### Exercise details
Give an exact transcription of every line, dropping the images.

### Supplied data
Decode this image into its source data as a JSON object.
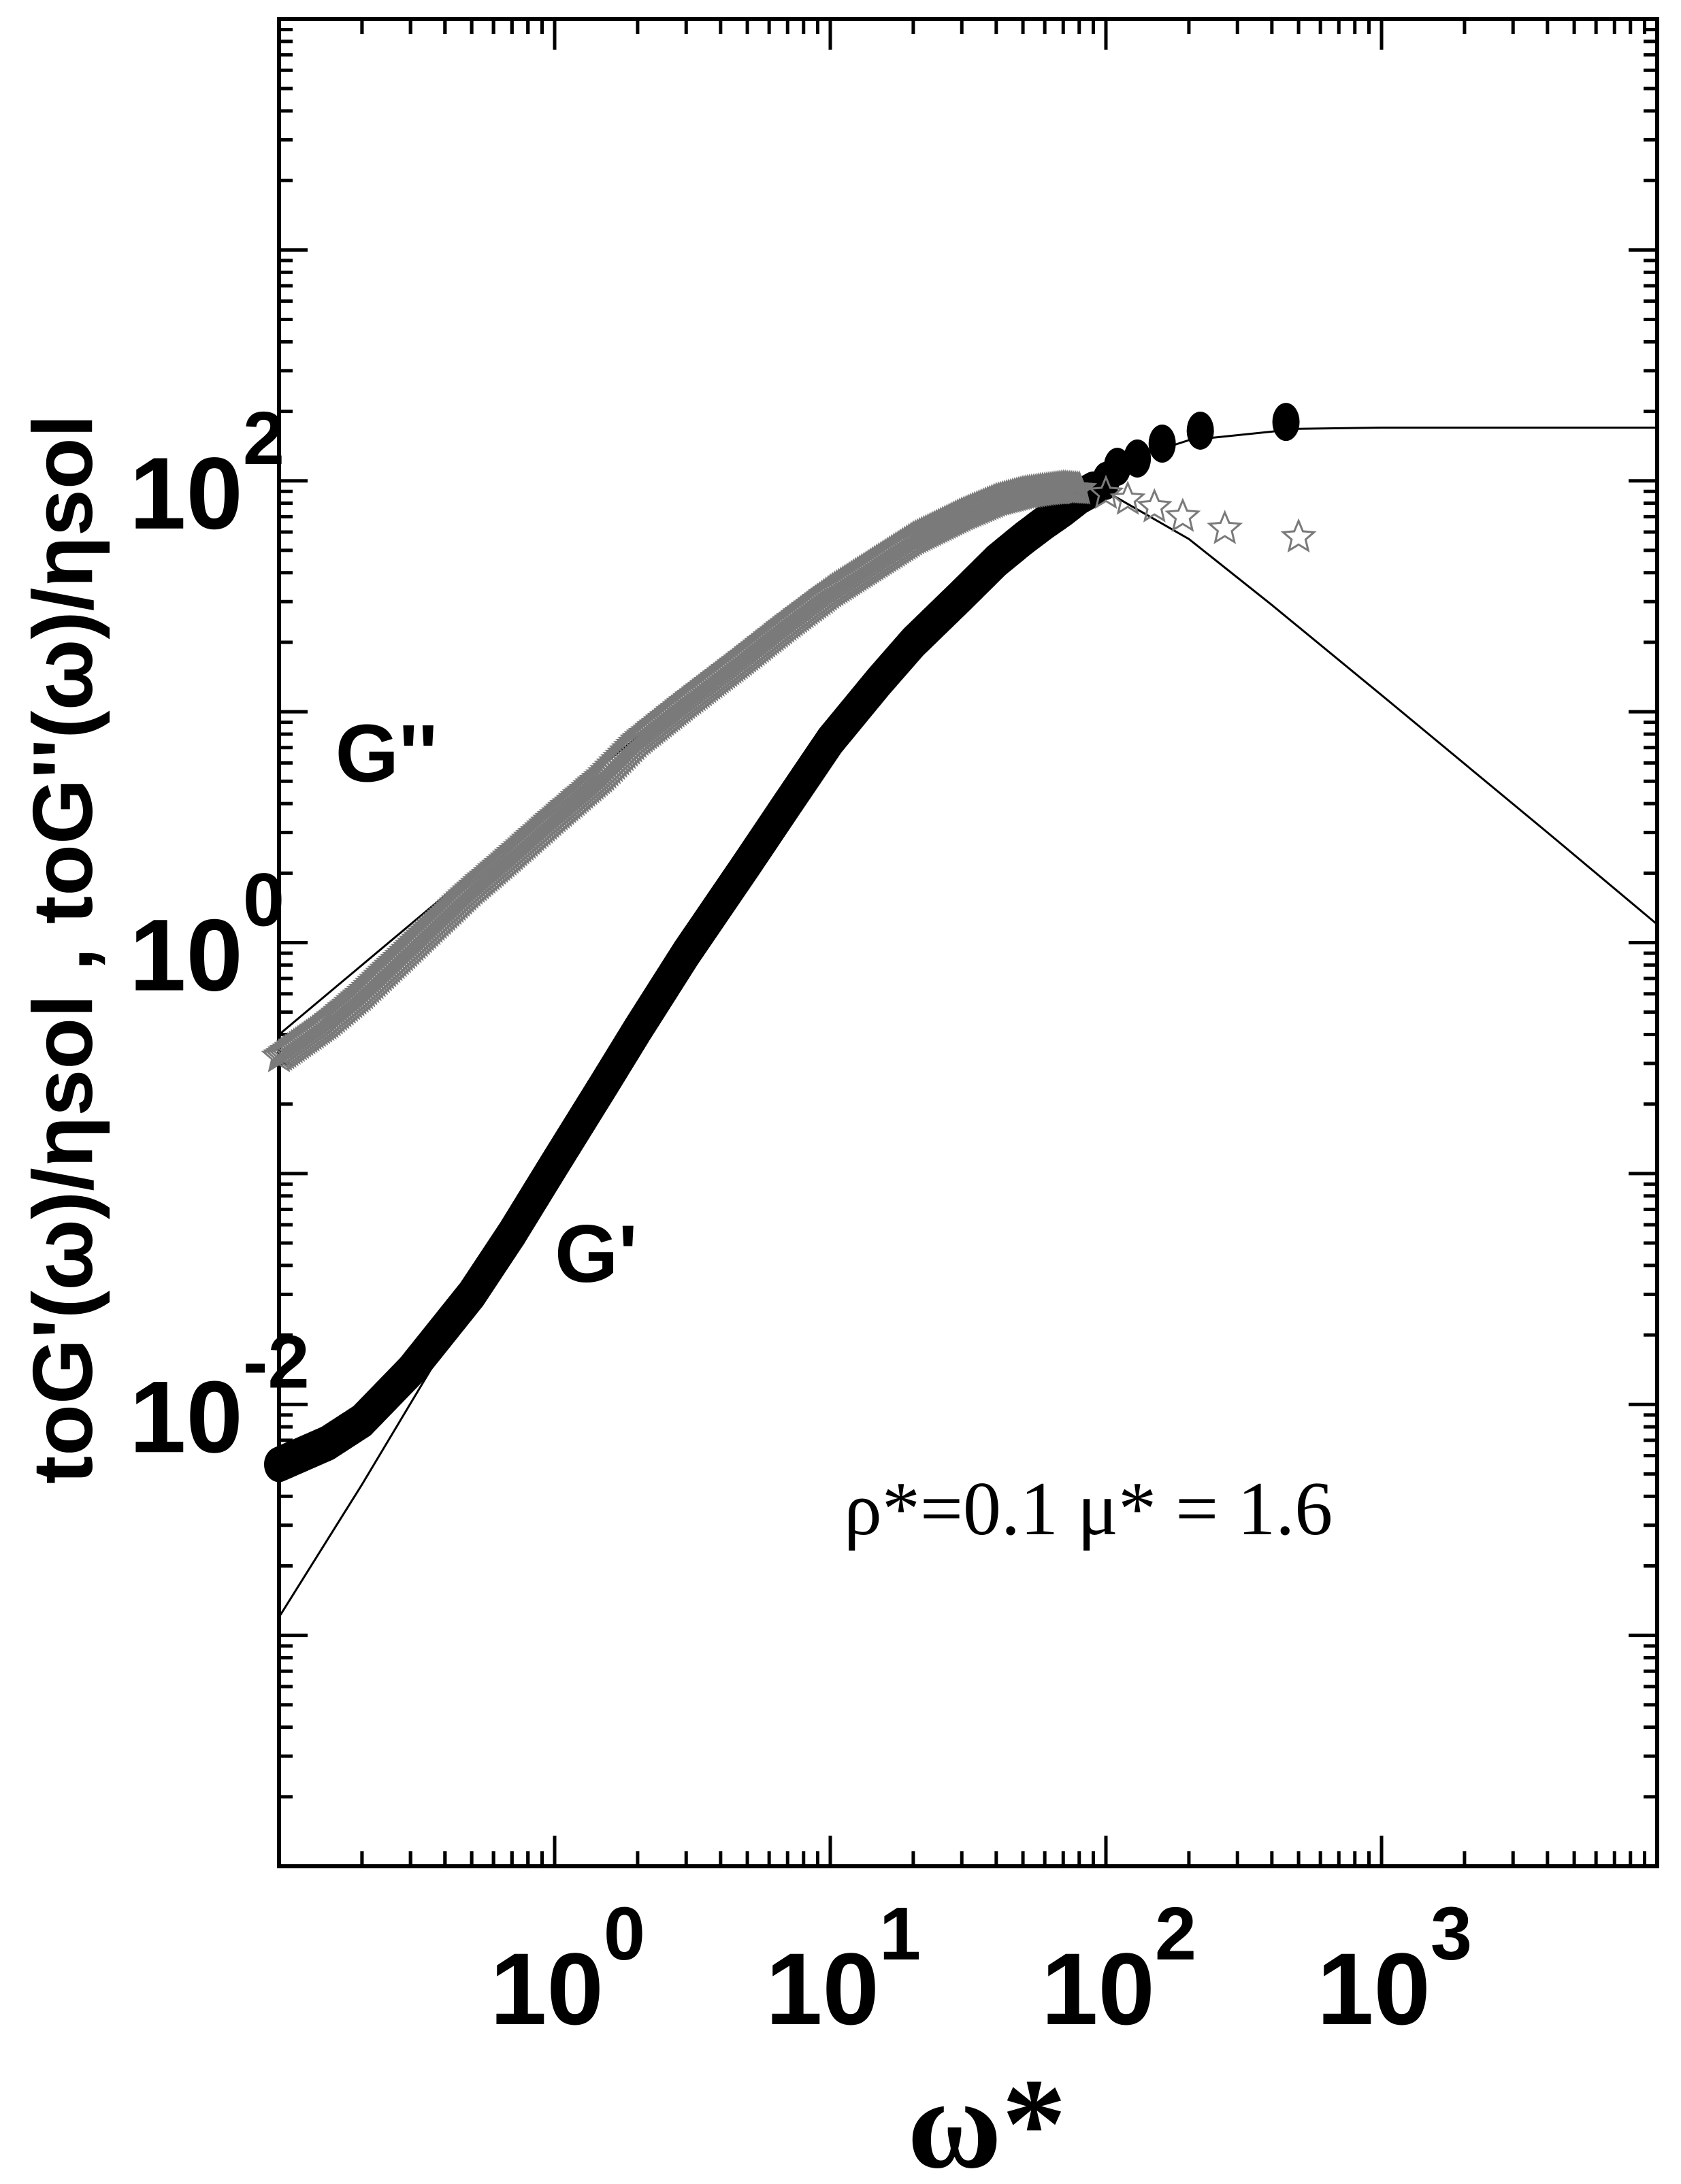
{
  "chart_data": {
    "type": "scatter",
    "title": "",
    "xlabel": "ω*",
    "ylabel": "toG'(ω)/ηsol , toG''(ω)/ηsol",
    "x_scale": "log",
    "y_scale": "log",
    "xlim": [
      0.1,
      10000
    ],
    "ylim": [
      0.0001,
      10000
    ],
    "x_ticks": [
      {
        "base": "10",
        "exp": "0",
        "value": 1
      },
      {
        "base": "10",
        "exp": "1",
        "value": 10
      },
      {
        "base": "10",
        "exp": "2",
        "value": 100
      },
      {
        "base": "10",
        "exp": "3",
        "value": 1000
      }
    ],
    "y_ticks": [
      {
        "base": "10",
        "exp": "-2",
        "value": 0.01
      },
      {
        "base": "10",
        "exp": "0",
        "value": 1
      },
      {
        "base": "10",
        "exp": "2",
        "value": 100
      }
    ],
    "annotation": "ρ*=0.1   μ*  = 1.6",
    "series": [
      {
        "name": "G'",
        "marker": "filled-circle",
        "color": "#000000",
        "points": [
          [
            0.1,
            0.0055
          ],
          [
            0.15,
            0.0068
          ],
          [
            0.2,
            0.0085
          ],
          [
            0.3,
            0.014
          ],
          [
            0.5,
            0.03
          ],
          [
            0.7,
            0.055
          ],
          [
            1,
            0.11
          ],
          [
            1.5,
            0.24
          ],
          [
            2,
            0.42
          ],
          [
            3,
            0.9
          ],
          [
            5,
            2.2
          ],
          [
            7,
            4.0
          ],
          [
            10,
            7.5
          ],
          [
            15,
            13.5
          ],
          [
            20,
            20
          ],
          [
            30,
            32
          ],
          [
            40,
            45
          ],
          [
            50,
            56
          ],
          [
            60,
            66
          ],
          [
            70,
            75
          ],
          [
            80,
            85
          ],
          [
            90,
            92
          ],
          [
            100,
            100
          ],
          [
            110,
            115
          ],
          [
            130,
            125
          ],
          [
            160,
            145
          ],
          [
            220,
            165
          ],
          [
            450,
            180
          ]
        ]
      },
      {
        "name": "G''",
        "marker": "open-star",
        "color": "#7a7a7a",
        "points": [
          [
            0.1,
            0.32
          ],
          [
            0.15,
            0.45
          ],
          [
            0.2,
            0.6
          ],
          [
            0.3,
            0.95
          ],
          [
            0.5,
            1.7
          ],
          [
            0.7,
            2.4
          ],
          [
            1,
            3.5
          ],
          [
            1.5,
            5.3
          ],
          [
            2,
            7.5
          ],
          [
            3,
            11
          ],
          [
            5,
            17.5
          ],
          [
            7,
            24
          ],
          [
            10,
            33
          ],
          [
            15,
            45
          ],
          [
            20,
            56
          ],
          [
            30,
            71
          ],
          [
            40,
            82
          ],
          [
            50,
            88
          ],
          [
            60,
            91
          ],
          [
            70,
            93
          ],
          [
            80,
            92
          ],
          [
            100,
            88
          ],
          [
            120,
            83
          ],
          [
            150,
            77
          ],
          [
            190,
            70
          ],
          [
            270,
            62
          ],
          [
            500,
            57
          ]
        ]
      }
    ],
    "model_curves": [
      {
        "for": "G''",
        "points": [
          [
            0.1,
            0.4
          ],
          [
            0.3,
            1.2
          ],
          [
            1,
            4.0
          ],
          [
            3,
            11.5
          ],
          [
            10,
            32
          ],
          [
            20,
            55
          ],
          [
            40,
            88
          ],
          [
            60,
            100
          ],
          [
            100,
            90
          ],
          [
            200,
            56
          ],
          [
            400,
            29
          ],
          [
            1000,
            11.8
          ],
          [
            4000,
            3.0
          ],
          [
            10000,
            1.2
          ]
        ]
      },
      {
        "for": "G'",
        "points": [
          [
            0.1,
            0.0012
          ],
          [
            0.2,
            0.0045
          ],
          [
            0.5,
            0.028
          ],
          [
            1,
            0.11
          ],
          [
            2,
            0.42
          ],
          [
            5,
            2.3
          ],
          [
            10,
            7.6
          ],
          [
            20,
            21
          ],
          [
            50,
            62
          ],
          [
            100,
            115
          ],
          [
            200,
            150
          ],
          [
            500,
            168
          ],
          [
            1000,
            170
          ],
          [
            10000,
            170
          ]
        ]
      }
    ],
    "series_labels": [
      {
        "text": "G''",
        "x": 0.16,
        "y": 5.0
      },
      {
        "text": "G'",
        "x": 1.0,
        "y": 0.034
      }
    ]
  }
}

### Answer to the exercise
Decode this image into its source data as a JSON object.
{
  "chart_data": {
    "type": "scatter",
    "title": "",
    "xlabel": "ω*",
    "ylabel": "toG'(ω)/ηsol , toG''(ω)/ηsol",
    "x_scale": "log",
    "y_scale": "log",
    "xlim": [
      0.1,
      10000
    ],
    "ylim": [
      0.0001,
      10000
    ],
    "x_ticks": [
      {
        "base": "10",
        "exp": "0",
        "value": 1
      },
      {
        "base": "10",
        "exp": "1",
        "value": 10
      },
      {
        "base": "10",
        "exp": "2",
        "value": 100
      },
      {
        "base": "10",
        "exp": "3",
        "value": 1000
      }
    ],
    "y_ticks": [
      {
        "base": "10",
        "exp": "-2",
        "value": 0.01
      },
      {
        "base": "10",
        "exp": "0",
        "value": 1
      },
      {
        "base": "10",
        "exp": "2",
        "value": 100
      }
    ],
    "annotation": "ρ*=0.1   μ*  = 1.6",
    "series": [
      {
        "name": "G'",
        "marker": "filled-circle",
        "color": "#000000",
        "points": [
          [
            0.1,
            0.0055
          ],
          [
            0.15,
            0.0068
          ],
          [
            0.2,
            0.0085
          ],
          [
            0.3,
            0.014
          ],
          [
            0.5,
            0.03
          ],
          [
            0.7,
            0.055
          ],
          [
            1,
            0.11
          ],
          [
            1.5,
            0.24
          ],
          [
            2,
            0.42
          ],
          [
            3,
            0.9
          ],
          [
            5,
            2.2
          ],
          [
            7,
            4.0
          ],
          [
            10,
            7.5
          ],
          [
            15,
            13.5
          ],
          [
            20,
            20
          ],
          [
            30,
            32
          ],
          [
            40,
            45
          ],
          [
            50,
            56
          ],
          [
            60,
            66
          ],
          [
            70,
            75
          ],
          [
            80,
            85
          ],
          [
            90,
            92
          ],
          [
            100,
            100
          ],
          [
            110,
            115
          ],
          [
            130,
            125
          ],
          [
            160,
            145
          ],
          [
            220,
            165
          ],
          [
            450,
            180
          ]
        ]
      },
      {
        "name": "G''",
        "marker": "open-star",
        "color": "#7a7a7a",
        "points": [
          [
            0.1,
            0.32
          ],
          [
            0.15,
            0.45
          ],
          [
            0.2,
            0.6
          ],
          [
            0.3,
            0.95
          ],
          [
            0.5,
            1.7
          ],
          [
            0.7,
            2.4
          ],
          [
            1,
            3.5
          ],
          [
            1.5,
            5.3
          ],
          [
            2,
            7.5
          ],
          [
            3,
            11
          ],
          [
            5,
            17.5
          ],
          [
            7,
            24
          ],
          [
            10,
            33
          ],
          [
            15,
            45
          ],
          [
            20,
            56
          ],
          [
            30,
            71
          ],
          [
            40,
            82
          ],
          [
            50,
            88
          ],
          [
            60,
            91
          ],
          [
            70,
            93
          ],
          [
            80,
            92
          ],
          [
            100,
            88
          ],
          [
            120,
            83
          ],
          [
            150,
            77
          ],
          [
            190,
            70
          ],
          [
            270,
            62
          ],
          [
            500,
            57
          ]
        ]
      }
    ],
    "model_curves": [
      {
        "for": "G''",
        "points": [
          [
            0.1,
            0.4
          ],
          [
            0.3,
            1.2
          ],
          [
            1,
            4.0
          ],
          [
            3,
            11.5
          ],
          [
            10,
            32
          ],
          [
            20,
            55
          ],
          [
            40,
            88
          ],
          [
            60,
            100
          ],
          [
            100,
            90
          ],
          [
            200,
            56
          ],
          [
            400,
            29
          ],
          [
            1000,
            11.8
          ],
          [
            4000,
            3.0
          ],
          [
            10000,
            1.2
          ]
        ]
      },
      {
        "for": "G'",
        "points": [
          [
            0.1,
            0.0012
          ],
          [
            0.2,
            0.0045
          ],
          [
            0.5,
            0.028
          ],
          [
            1,
            0.11
          ],
          [
            2,
            0.42
          ],
          [
            5,
            2.3
          ],
          [
            10,
            7.6
          ],
          [
            20,
            21
          ],
          [
            50,
            62
          ],
          [
            100,
            115
          ],
          [
            200,
            150
          ],
          [
            500,
            168
          ],
          [
            1000,
            170
          ],
          [
            10000,
            170
          ]
        ]
      }
    ],
    "series_labels": [
      {
        "text": "G''",
        "x": 0.16,
        "y": 5.0
      },
      {
        "text": "G'",
        "x": 1.0,
        "y": 0.034
      }
    ]
  }
}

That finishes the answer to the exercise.